(Extracted records):
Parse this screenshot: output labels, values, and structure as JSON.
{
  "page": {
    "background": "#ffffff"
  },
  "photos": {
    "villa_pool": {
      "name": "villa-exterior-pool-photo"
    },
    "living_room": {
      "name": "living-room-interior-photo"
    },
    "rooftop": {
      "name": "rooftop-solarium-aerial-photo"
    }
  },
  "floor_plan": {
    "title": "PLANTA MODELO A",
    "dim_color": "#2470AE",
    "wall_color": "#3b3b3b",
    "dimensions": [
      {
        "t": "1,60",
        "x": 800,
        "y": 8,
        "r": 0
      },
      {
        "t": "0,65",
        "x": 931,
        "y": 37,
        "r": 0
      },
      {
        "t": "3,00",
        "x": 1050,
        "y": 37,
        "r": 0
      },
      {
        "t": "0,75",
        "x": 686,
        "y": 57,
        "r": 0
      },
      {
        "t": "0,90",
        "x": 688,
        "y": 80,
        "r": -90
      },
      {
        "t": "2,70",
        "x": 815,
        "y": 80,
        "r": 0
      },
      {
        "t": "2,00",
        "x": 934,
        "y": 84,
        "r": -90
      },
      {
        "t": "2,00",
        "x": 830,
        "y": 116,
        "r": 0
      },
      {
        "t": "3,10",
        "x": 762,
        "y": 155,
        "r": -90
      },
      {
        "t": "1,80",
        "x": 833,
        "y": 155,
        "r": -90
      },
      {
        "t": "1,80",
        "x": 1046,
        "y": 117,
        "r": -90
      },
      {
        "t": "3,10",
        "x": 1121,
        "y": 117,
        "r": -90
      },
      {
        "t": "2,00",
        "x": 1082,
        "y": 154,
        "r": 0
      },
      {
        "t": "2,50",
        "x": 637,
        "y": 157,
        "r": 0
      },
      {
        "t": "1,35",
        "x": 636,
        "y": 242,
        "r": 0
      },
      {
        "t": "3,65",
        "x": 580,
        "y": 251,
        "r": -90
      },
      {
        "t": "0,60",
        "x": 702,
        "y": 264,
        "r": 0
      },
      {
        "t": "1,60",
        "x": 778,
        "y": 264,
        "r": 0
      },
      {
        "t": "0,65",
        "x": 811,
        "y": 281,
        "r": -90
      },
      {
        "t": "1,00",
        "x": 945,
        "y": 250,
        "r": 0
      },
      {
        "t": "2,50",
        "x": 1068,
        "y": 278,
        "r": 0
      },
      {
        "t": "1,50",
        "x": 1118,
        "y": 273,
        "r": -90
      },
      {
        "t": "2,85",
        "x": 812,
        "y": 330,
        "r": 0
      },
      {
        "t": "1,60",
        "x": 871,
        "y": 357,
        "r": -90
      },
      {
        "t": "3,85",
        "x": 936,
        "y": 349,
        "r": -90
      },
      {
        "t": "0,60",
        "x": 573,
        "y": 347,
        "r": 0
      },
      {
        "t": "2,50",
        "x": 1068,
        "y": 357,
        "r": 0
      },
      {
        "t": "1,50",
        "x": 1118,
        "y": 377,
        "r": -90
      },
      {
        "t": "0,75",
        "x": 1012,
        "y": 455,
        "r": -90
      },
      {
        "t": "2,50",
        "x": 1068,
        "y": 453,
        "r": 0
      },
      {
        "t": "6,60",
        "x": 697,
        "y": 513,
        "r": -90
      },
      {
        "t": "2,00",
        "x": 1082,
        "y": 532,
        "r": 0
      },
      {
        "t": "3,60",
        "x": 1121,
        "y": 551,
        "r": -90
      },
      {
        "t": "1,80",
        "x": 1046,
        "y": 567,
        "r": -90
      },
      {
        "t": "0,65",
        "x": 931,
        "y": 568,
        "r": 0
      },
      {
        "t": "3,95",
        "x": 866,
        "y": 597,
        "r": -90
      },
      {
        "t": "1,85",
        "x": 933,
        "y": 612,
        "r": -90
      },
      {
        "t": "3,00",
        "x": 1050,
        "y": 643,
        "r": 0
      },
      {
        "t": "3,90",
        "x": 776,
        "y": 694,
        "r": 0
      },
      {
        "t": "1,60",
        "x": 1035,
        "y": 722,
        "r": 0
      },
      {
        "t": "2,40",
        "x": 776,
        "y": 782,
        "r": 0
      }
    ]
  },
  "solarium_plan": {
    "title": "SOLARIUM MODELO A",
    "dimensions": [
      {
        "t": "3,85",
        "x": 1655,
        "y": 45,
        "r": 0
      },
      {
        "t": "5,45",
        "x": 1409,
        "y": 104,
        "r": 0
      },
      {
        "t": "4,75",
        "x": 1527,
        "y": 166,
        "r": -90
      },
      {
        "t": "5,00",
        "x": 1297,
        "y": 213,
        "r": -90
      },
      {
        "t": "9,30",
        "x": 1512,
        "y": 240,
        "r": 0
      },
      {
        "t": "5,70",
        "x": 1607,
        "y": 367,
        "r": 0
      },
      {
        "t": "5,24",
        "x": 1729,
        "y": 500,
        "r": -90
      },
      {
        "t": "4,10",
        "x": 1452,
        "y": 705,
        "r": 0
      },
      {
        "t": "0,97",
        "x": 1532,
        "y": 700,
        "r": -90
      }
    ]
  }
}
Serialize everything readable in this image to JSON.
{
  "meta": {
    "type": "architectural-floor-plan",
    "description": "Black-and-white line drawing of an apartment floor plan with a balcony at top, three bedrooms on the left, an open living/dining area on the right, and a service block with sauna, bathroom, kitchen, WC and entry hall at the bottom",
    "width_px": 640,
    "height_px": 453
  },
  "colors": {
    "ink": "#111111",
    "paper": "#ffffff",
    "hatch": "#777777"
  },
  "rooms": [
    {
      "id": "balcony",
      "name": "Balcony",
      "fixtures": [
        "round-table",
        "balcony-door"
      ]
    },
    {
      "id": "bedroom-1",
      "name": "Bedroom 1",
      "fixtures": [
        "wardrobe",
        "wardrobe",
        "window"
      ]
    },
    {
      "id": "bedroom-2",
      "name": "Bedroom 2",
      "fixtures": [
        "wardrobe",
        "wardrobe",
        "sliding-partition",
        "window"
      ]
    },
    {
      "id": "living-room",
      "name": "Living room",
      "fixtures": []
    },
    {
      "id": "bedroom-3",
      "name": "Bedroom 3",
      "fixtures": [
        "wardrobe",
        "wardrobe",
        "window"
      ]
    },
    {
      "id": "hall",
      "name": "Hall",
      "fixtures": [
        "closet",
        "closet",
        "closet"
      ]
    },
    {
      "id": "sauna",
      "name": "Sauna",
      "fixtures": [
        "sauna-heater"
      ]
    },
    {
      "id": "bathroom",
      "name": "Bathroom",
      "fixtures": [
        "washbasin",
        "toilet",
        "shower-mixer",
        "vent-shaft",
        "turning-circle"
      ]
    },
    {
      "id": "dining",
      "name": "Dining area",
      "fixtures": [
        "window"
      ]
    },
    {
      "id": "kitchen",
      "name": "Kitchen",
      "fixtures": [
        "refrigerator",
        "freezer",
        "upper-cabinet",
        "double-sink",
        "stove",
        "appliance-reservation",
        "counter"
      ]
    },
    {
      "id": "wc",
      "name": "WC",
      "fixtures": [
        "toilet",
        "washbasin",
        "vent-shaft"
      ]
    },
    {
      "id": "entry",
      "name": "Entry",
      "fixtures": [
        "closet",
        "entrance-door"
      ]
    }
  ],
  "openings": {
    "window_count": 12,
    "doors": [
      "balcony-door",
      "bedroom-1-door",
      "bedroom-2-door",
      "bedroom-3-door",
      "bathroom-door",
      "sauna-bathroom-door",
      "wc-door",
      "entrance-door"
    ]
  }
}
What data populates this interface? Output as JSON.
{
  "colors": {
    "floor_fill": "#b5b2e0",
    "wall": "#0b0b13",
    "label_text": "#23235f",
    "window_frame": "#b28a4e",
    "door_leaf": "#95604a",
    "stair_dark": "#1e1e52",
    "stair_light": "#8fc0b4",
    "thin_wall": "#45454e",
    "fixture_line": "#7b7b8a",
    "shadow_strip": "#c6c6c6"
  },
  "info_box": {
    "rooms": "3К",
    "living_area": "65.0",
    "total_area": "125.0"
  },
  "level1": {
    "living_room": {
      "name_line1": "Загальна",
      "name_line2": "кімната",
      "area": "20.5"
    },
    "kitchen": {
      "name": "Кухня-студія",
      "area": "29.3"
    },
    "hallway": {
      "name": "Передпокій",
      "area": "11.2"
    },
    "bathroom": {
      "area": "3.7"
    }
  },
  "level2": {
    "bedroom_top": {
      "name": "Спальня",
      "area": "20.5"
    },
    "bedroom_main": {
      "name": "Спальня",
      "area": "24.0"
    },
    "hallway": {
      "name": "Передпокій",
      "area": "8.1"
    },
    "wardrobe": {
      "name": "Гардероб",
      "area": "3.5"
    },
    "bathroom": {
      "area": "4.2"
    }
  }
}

(Required task):
Each line from the one containing "What data populates" through the end of the entries, both included, is to be returned exactly, with no other lines.

(Problem solution):
What data populates this interface? Output as JSON.
{
  "colors": {
    "floor_fill": "#b5b2e0",
    "wall": "#0b0b13",
    "label_text": "#23235f",
    "window_frame": "#b28a4e",
    "door_leaf": "#95604a",
    "stair_dark": "#1e1e52",
    "stair_light": "#8fc0b4",
    "thin_wall": "#45454e",
    "fixture_line": "#7b7b8a",
    "shadow_strip": "#c6c6c6"
  },
  "info_box": {
    "rooms": "3К",
    "living_area": "65.0",
    "total_area": "125.0"
  },
  "level1": {
    "living_room": {
      "name_line1": "Загальна",
      "name_line2": "кімната",
      "area": "20.5"
    },
    "kitchen": {
      "name": "Кухня-студія",
      "area": "29.3"
    },
    "hallway": {
      "name": "Передпокій",
      "area": "11.2"
    },
    "bathroom": {
      "area": "3.7"
    }
  },
  "level2": {
    "bedroom_top": {
      "name": "Спальня",
      "area": "20.5"
    },
    "bedroom_main": {
      "name": "Спальня",
      "area": "24.0"
    },
    "hallway": {
      "name": "Передпокій",
      "area": "8.1"
    },
    "wardrobe": {
      "name": "Гардероб",
      "area": "3.5"
    },
    "bathroom": {
      "area": "4.2"
    }
  }
}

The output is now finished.